Figure content listings
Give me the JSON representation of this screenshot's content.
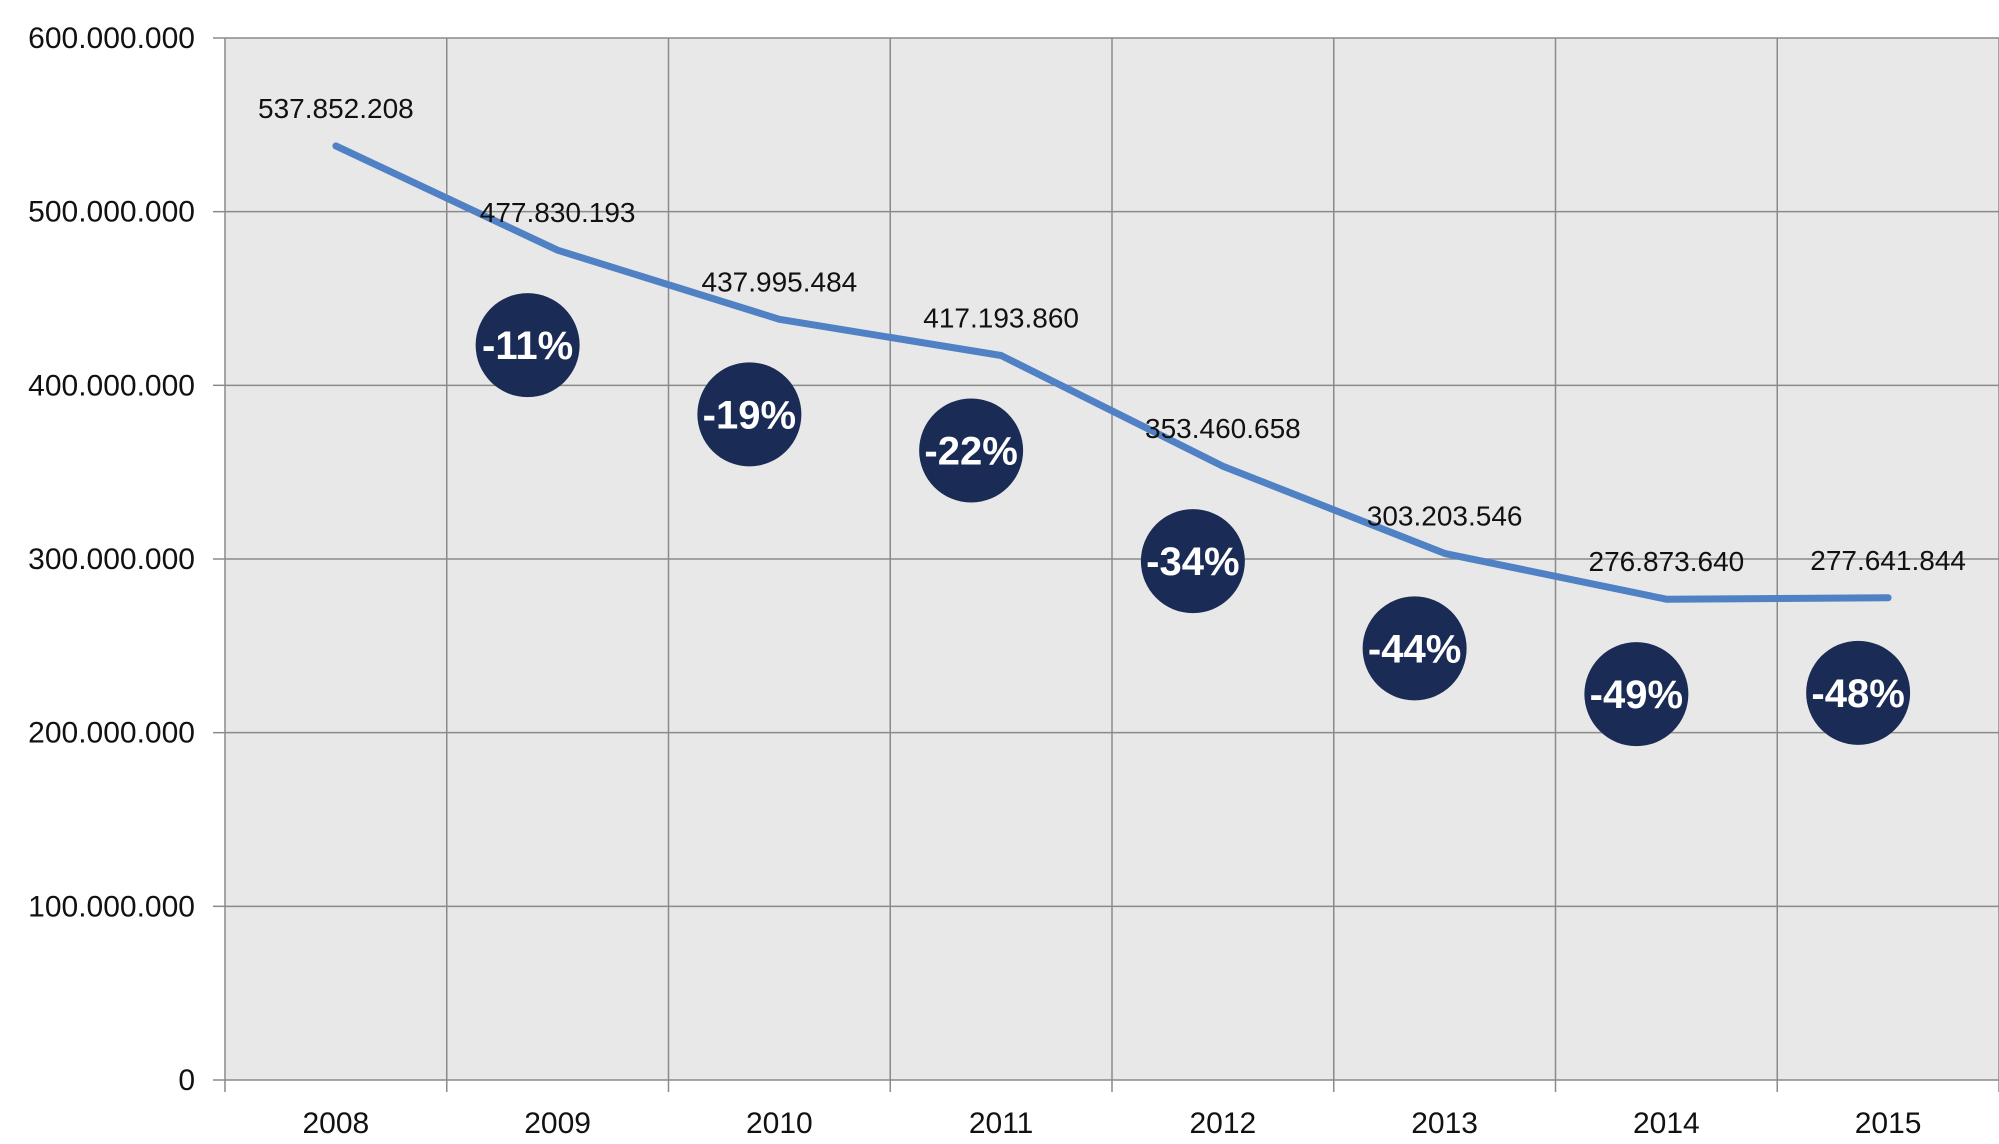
{
  "chart_data": {
    "type": "line",
    "title": "",
    "xlabel": "",
    "ylabel": "",
    "categories": [
      "2008",
      "2009",
      "2010",
      "2011",
      "2012",
      "2013",
      "2014",
      "2015"
    ],
    "values": [
      537852208,
      477830193,
      437995484,
      417193860,
      353460658,
      303203546,
      276873640,
      277641844
    ],
    "value_labels": [
      "537.852.208",
      "477.830.193",
      "437.995.484",
      "417.193.860",
      "353.460.658",
      "303.203.546",
      "276.873.640",
      "277.641.844"
    ],
    "change_badges": [
      {
        "x": "2009",
        "label": "-11%"
      },
      {
        "x": "2010",
        "label": "-19%"
      },
      {
        "x": "2011",
        "label": "-22%"
      },
      {
        "x": "2012",
        "label": "-34%"
      },
      {
        "x": "2013",
        "label": "-44%"
      },
      {
        "x": "2014",
        "label": "-49%"
      },
      {
        "x": "2015",
        "label": "-48%"
      }
    ],
    "ylim": [
      0,
      600000000
    ],
    "yticks": [
      0,
      100000000,
      200000000,
      300000000,
      400000000,
      500000000,
      600000000
    ],
    "ytick_labels": [
      "0",
      "100.000.000",
      "200.000.000",
      "300.000.000",
      "400.000.000",
      "500.000.000",
      "600.000.000"
    ],
    "grid": true,
    "legend": "none",
    "colors": {
      "line": "#4f81c4",
      "plot_bg": "#e8e8e8",
      "grid": "#8a8a8a",
      "badge": "#1a2b55",
      "badge_text": "#ffffff"
    }
  }
}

▸ **TASK TO CARRY OUT**
Transcribe the records above exactly, leaving out every picture.

▸ **RESPONSE FOR THIS EXERCISE**
Give me the JSON representation of this screenshot's content.
{
  "chart_data": {
    "type": "line",
    "title": "",
    "xlabel": "",
    "ylabel": "",
    "categories": [
      "2008",
      "2009",
      "2010",
      "2011",
      "2012",
      "2013",
      "2014",
      "2015"
    ],
    "values": [
      537852208,
      477830193,
      437995484,
      417193860,
      353460658,
      303203546,
      276873640,
      277641844
    ],
    "value_labels": [
      "537.852.208",
      "477.830.193",
      "437.995.484",
      "417.193.860",
      "353.460.658",
      "303.203.546",
      "276.873.640",
      "277.641.844"
    ],
    "change_badges": [
      {
        "x": "2009",
        "label": "-11%"
      },
      {
        "x": "2010",
        "label": "-19%"
      },
      {
        "x": "2011",
        "label": "-22%"
      },
      {
        "x": "2012",
        "label": "-34%"
      },
      {
        "x": "2013",
        "label": "-44%"
      },
      {
        "x": "2014",
        "label": "-49%"
      },
      {
        "x": "2015",
        "label": "-48%"
      }
    ],
    "ylim": [
      0,
      600000000
    ],
    "yticks": [
      0,
      100000000,
      200000000,
      300000000,
      400000000,
      500000000,
      600000000
    ],
    "ytick_labels": [
      "0",
      "100.000.000",
      "200.000.000",
      "300.000.000",
      "400.000.000",
      "500.000.000",
      "600.000.000"
    ],
    "grid": true,
    "legend": "none",
    "colors": {
      "line": "#4f81c4",
      "plot_bg": "#e8e8e8",
      "grid": "#8a8a8a",
      "badge": "#1a2b55",
      "badge_text": "#ffffff"
    }
  }
}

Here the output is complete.